** Begin Input records **

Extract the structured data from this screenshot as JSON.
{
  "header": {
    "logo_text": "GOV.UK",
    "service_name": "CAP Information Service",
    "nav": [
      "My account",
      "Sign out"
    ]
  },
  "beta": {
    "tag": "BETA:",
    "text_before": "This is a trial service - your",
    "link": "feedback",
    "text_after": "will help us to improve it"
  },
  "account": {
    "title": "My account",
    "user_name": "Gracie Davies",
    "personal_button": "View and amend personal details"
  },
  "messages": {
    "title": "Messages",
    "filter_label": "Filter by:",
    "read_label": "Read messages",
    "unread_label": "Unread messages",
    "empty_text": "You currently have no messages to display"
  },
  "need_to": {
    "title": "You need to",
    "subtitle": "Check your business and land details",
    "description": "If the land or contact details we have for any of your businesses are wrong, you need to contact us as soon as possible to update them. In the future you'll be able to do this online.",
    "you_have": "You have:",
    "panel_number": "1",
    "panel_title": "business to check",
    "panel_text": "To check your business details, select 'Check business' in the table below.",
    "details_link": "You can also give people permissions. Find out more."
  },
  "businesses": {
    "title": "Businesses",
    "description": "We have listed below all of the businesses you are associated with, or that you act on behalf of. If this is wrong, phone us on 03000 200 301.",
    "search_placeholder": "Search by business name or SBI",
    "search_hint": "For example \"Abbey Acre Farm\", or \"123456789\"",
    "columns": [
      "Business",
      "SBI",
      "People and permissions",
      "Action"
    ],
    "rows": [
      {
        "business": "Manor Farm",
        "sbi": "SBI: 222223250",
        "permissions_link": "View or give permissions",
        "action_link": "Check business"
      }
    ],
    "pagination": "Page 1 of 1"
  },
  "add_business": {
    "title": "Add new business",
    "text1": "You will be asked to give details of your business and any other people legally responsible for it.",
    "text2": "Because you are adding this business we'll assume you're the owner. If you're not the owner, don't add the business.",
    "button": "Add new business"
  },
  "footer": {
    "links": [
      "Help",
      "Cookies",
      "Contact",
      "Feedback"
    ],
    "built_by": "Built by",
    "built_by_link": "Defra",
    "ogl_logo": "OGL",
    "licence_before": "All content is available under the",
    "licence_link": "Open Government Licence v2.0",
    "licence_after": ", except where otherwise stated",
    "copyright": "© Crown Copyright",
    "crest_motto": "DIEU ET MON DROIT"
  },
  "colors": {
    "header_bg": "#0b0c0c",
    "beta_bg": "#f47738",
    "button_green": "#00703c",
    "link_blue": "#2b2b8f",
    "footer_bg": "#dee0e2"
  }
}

** End Input records **

§ Description of the task:
Transcribe all of the material exactly. Omit nothing.

§ Full solution:
Extract the structured data from this screenshot as JSON.
{
  "header": {
    "logo_text": "GOV.UK",
    "service_name": "CAP Information Service",
    "nav": [
      "My account",
      "Sign out"
    ]
  },
  "beta": {
    "tag": "BETA:",
    "text_before": "This is a trial service - your",
    "link": "feedback",
    "text_after": "will help us to improve it"
  },
  "account": {
    "title": "My account",
    "user_name": "Gracie Davies",
    "personal_button": "View and amend personal details"
  },
  "messages": {
    "title": "Messages",
    "filter_label": "Filter by:",
    "read_label": "Read messages",
    "unread_label": "Unread messages",
    "empty_text": "You currently have no messages to display"
  },
  "need_to": {
    "title": "You need to",
    "subtitle": "Check your business and land details",
    "description": "If the land or contact details we have for any of your businesses are wrong, you need to contact us as soon as possible to update them. In the future you'll be able to do this online.",
    "you_have": "You have:",
    "panel_number": "1",
    "panel_title": "business to check",
    "panel_text": "To check your business details, select 'Check business' in the table below.",
    "details_link": "You can also give people permissions. Find out more."
  },
  "businesses": {
    "title": "Businesses",
    "description": "We have listed below all of the businesses you are associated with, or that you act on behalf of. If this is wrong, phone us on 03000 200 301.",
    "search_placeholder": "Search by business name or SBI",
    "search_hint": "For example \"Abbey Acre Farm\", or \"123456789\"",
    "columns": [
      "Business",
      "SBI",
      "People and permissions",
      "Action"
    ],
    "rows": [
      {
        "business": "Manor Farm",
        "sbi": "SBI: 222223250",
        "permissions_link": "View or give permissions",
        "action_link": "Check business"
      }
    ],
    "pagination": "Page 1 of 1"
  },
  "add_business": {
    "title": "Add new business",
    "text1": "You will be asked to give details of your business and any other people legally responsible for it.",
    "text2": "Because you are adding this business we'll assume you're the owner. If you're not the owner, don't add the business.",
    "button": "Add new business"
  },
  "footer": {
    "links": [
      "Help",
      "Cookies",
      "Contact",
      "Feedback"
    ],
    "built_by": "Built by",
    "built_by_link": "Defra",
    "ogl_logo": "OGL",
    "licence_before": "All content is available under the",
    "licence_link": "Open Government Licence v2.0",
    "licence_after": ", except where otherwise stated",
    "copyright": "© Crown Copyright",
    "crest_motto": "DIEU ET MON DROIT"
  },
  "colors": {
    "header_bg": "#0b0c0c",
    "beta_bg": "#f47738",
    "button_green": "#00703c",
    "link_blue": "#2b2b8f",
    "footer_bg": "#dee0e2"
  }
}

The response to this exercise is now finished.